══ Input data

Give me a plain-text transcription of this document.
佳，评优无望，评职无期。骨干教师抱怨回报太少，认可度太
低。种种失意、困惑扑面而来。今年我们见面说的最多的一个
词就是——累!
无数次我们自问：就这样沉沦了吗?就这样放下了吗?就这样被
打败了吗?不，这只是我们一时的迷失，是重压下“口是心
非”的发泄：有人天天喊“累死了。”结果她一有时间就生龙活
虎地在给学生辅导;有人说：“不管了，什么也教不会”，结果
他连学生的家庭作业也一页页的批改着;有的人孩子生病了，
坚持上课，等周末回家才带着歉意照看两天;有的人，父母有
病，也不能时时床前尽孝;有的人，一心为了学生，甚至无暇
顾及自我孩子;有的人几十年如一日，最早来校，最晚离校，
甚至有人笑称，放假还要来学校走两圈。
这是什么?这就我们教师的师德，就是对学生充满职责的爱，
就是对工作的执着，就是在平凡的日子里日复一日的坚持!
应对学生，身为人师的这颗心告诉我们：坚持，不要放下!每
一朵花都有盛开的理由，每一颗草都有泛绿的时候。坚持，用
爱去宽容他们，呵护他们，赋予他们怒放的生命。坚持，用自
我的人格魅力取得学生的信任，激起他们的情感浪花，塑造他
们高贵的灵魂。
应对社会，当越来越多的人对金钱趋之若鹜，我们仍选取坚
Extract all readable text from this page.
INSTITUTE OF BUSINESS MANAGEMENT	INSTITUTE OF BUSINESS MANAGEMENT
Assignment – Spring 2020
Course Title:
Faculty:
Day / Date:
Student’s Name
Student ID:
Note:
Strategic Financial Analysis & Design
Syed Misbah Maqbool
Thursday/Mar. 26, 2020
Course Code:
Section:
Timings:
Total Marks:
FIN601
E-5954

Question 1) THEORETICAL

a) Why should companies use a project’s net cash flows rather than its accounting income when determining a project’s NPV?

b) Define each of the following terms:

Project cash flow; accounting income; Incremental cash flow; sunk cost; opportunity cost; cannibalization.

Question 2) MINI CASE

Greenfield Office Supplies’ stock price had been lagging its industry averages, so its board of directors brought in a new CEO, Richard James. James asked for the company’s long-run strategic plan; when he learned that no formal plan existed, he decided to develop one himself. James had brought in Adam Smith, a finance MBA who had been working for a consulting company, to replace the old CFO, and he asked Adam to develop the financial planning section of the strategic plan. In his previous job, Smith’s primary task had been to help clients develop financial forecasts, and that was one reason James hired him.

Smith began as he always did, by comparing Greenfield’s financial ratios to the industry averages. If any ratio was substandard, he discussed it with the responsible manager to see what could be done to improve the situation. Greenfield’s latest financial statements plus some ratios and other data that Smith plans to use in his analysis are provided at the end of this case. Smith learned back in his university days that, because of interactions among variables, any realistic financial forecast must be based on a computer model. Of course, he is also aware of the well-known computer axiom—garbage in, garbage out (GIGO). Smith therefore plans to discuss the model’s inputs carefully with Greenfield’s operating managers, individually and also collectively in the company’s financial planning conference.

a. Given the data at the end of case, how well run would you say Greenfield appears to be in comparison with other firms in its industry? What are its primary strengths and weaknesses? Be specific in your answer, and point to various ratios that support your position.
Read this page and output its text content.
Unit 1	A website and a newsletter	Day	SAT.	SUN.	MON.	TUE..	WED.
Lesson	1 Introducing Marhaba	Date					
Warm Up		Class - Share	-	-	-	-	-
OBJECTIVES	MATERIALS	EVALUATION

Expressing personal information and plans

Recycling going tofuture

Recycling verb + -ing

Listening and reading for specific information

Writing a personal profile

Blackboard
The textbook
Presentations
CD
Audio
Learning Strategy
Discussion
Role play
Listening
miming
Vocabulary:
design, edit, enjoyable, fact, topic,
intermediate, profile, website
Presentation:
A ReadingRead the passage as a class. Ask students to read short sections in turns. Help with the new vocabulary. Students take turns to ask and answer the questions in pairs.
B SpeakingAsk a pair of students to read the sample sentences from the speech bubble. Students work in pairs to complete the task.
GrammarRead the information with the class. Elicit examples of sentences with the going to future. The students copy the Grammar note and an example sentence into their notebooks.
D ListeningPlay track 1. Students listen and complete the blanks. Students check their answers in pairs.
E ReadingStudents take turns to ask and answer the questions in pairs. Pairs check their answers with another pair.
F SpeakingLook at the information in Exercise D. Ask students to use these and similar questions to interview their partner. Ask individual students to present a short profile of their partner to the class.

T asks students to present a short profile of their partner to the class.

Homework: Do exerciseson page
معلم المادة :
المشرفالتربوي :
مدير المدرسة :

════

* [Exercise requirements] Repeat the records above exactly, from the first line to the last.

* [The response]
Give me a plain-text transcription of this document.
佳，评优无望，评职无期。骨干教师抱怨回报太少，认可度太
低。种种失意、困惑扑面而来。今年我们见面说的最多的一个
词就是——累!
无数次我们自问：就这样沉沦了吗?就这样放下了吗?就这样被
打败了吗?不，这只是我们一时的迷失，是重压下“口是心
非”的发泄：有人天天喊“累死了。”结果她一有时间就生龙活
虎地在给学生辅导;有人说：“不管了，什么也教不会”，结果
他连学生的家庭作业也一页页的批改着;有的人孩子生病了，
坚持上课，等周末回家才带着歉意照看两天;有的人，父母有
病，也不能时时床前尽孝;有的人，一心为了学生，甚至无暇
顾及自我孩子;有的人几十年如一日，最早来校，最晚离校，
甚至有人笑称，放假还要来学校走两圈。
这是什么?这就我们教师的师德，就是对学生充满职责的爱，
就是对工作的执着，就是在平凡的日子里日复一日的坚持!
应对学生，身为人师的这颗心告诉我们：坚持，不要放下!每
一朵花都有盛开的理由，每一颗草都有泛绿的时候。坚持，用
爱去宽容他们，呵护他们，赋予他们怒放的生命。坚持，用自
我的人格魅力取得学生的信任，激起他们的情感浪花，塑造他
们高贵的灵魂。
应对社会，当越来越多的人对金钱趋之若鹜，我们仍选取坚
Extract all readable text from this page.
INSTITUTE OF BUSINESS MANAGEMENT	INSTITUTE OF BUSINESS MANAGEMENT
Assignment – Spring 2020
Course Title:
Faculty:
Day / Date:
Student’s Name
Student ID:
Note:
Strategic Financial Analysis & Design
Syed Misbah Maqbool
Thursday/Mar. 26, 2020
Course Code:
Section:
Timings:
Total Marks:
FIN601
E-5954

Question 1) THEORETICAL

a) Why should companies use a project’s net cash flows rather than its accounting income when determining a project’s NPV?

b) Define each of the following terms:

Project cash flow; accounting income; Incremental cash flow; sunk cost; opportunity cost; cannibalization.

Question 2) MINI CASE

Greenfield Office Supplies’ stock price had been lagging its industry averages, so its board of directors brought in a new CEO, Richard James. James asked for the company’s long-run strategic plan; when he learned that no formal plan existed, he decided to develop one himself. James had brought in Adam Smith, a finance MBA who had been working for a consulting company, to replace the old CFO, and he asked Adam to develop the financial planning section of the strategic plan. In his previous job, Smith’s primary task had been to help clients develop financial forecasts, and that was one reason James hired him.

Smith began as he always did, by comparing Greenfield’s financial ratios to the industry averages. If any ratio was substandard, he discussed it with the responsible manager to see what could be done to improve the situation. Greenfield’s latest financial statements plus some ratios and other data that Smith plans to use in his analysis are provided at the end of this case. Smith learned back in his university days that, because of interactions among variables, any realistic financial forecast must be based on a computer model. Of course, he is also aware of the well-known computer axiom—garbage in, garbage out (GIGO). Smith therefore plans to discuss the model’s inputs carefully with Greenfield’s operating managers, individually and also collectively in the company’s financial planning conference.

a. Given the data at the end of case, how well run would you say Greenfield appears to be in comparison with other firms in its industry? What are its primary strengths and weaknesses? Be specific in your answer, and point to various ratios that support your position.
Read this page and output its text content.
Unit 1	A website and a newsletter	Day	SAT.	SUN.	MON.	TUE..	WED.
Lesson	1 Introducing Marhaba	Date					
Warm Up		Class - Share	-	-	-	-	-
OBJECTIVES	MATERIALS	EVALUATION

Expressing personal information and plans

Recycling going tofuture

Recycling verb + -ing

Listening and reading for specific information

Writing a personal profile

Blackboard
The textbook
Presentations
CD
Audio
Learning Strategy
Discussion
Role play
Listening
miming
Vocabulary:
design, edit, enjoyable, fact, topic,
intermediate, profile, website
Presentation:
A ReadingRead the passage as a class. Ask students to read short sections in turns. Help with the new vocabulary. Students take turns to ask and answer the questions in pairs.
B SpeakingAsk a pair of students to read the sample sentences from the speech bubble. Students work in pairs to complete the task.
GrammarRead the information with the class. Elicit examples of sentences with the going to future. The students copy the Grammar note and an example sentence into their notebooks.
D ListeningPlay track 1. Students listen and complete the blanks. Students check their answers in pairs.
E ReadingStudents take turns to ask and answer the questions in pairs. Pairs check their answers with another pair.
F SpeakingLook at the information in Exercise D. Ask students to use these and similar questions to interview their partner. Ask individual students to present a short profile of their partner to the class.

T asks students to present a short profile of their partner to the class.

Homework: Do exerciseson page
معلم المادة :
المشرفالتربوي :
مدير المدرسة :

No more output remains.